Your instructions: Only the number is wanted: how many lines hold the word "text"?

Dataset items:
******************************

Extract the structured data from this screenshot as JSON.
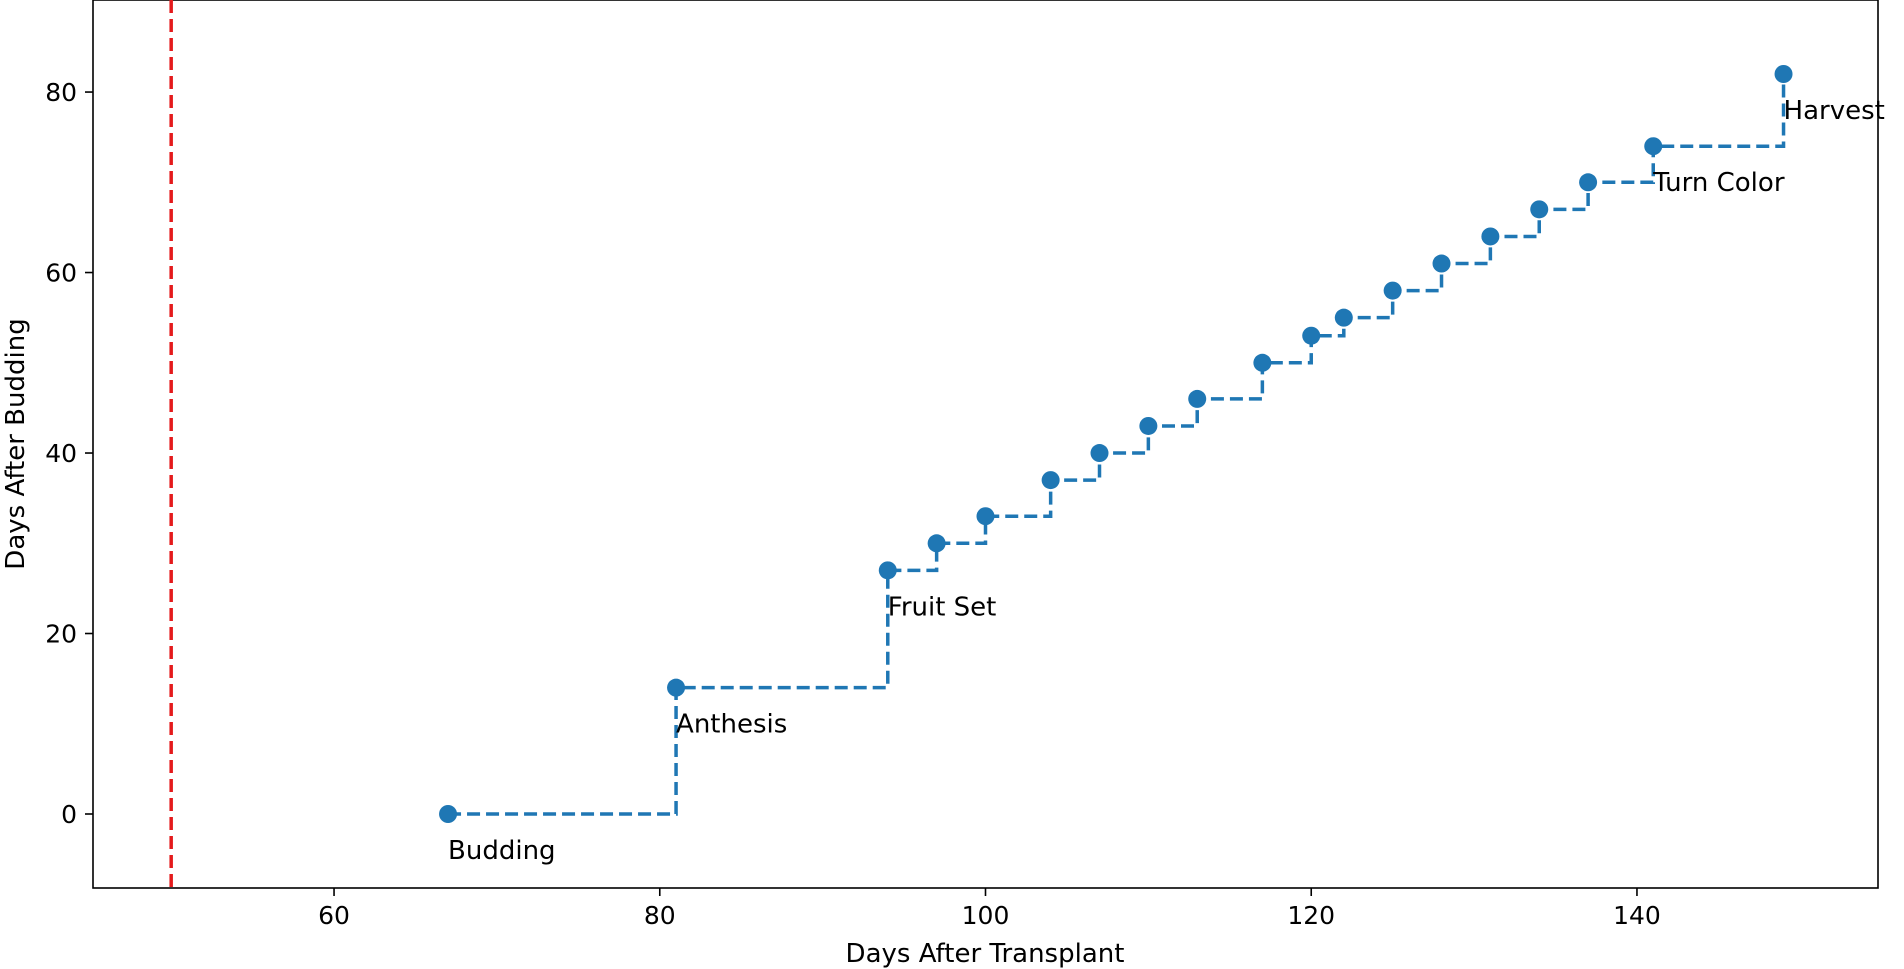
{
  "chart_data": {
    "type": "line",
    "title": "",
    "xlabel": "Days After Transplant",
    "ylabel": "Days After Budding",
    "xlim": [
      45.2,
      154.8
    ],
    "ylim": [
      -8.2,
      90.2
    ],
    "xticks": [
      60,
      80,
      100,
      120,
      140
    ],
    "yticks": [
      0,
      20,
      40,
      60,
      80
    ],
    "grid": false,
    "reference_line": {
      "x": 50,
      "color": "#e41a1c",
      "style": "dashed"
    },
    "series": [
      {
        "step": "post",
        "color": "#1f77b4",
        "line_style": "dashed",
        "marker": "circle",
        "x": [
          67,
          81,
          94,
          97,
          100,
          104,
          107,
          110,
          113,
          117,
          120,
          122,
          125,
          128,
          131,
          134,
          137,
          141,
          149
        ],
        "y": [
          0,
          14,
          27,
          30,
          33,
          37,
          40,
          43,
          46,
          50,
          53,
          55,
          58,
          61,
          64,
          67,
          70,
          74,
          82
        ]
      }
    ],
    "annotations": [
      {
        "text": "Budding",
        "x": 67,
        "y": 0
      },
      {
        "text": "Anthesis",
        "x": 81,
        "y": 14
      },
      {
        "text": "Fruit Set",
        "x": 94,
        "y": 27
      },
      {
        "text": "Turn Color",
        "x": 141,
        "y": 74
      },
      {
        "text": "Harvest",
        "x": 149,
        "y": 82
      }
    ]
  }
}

******************************

Result of this task: 5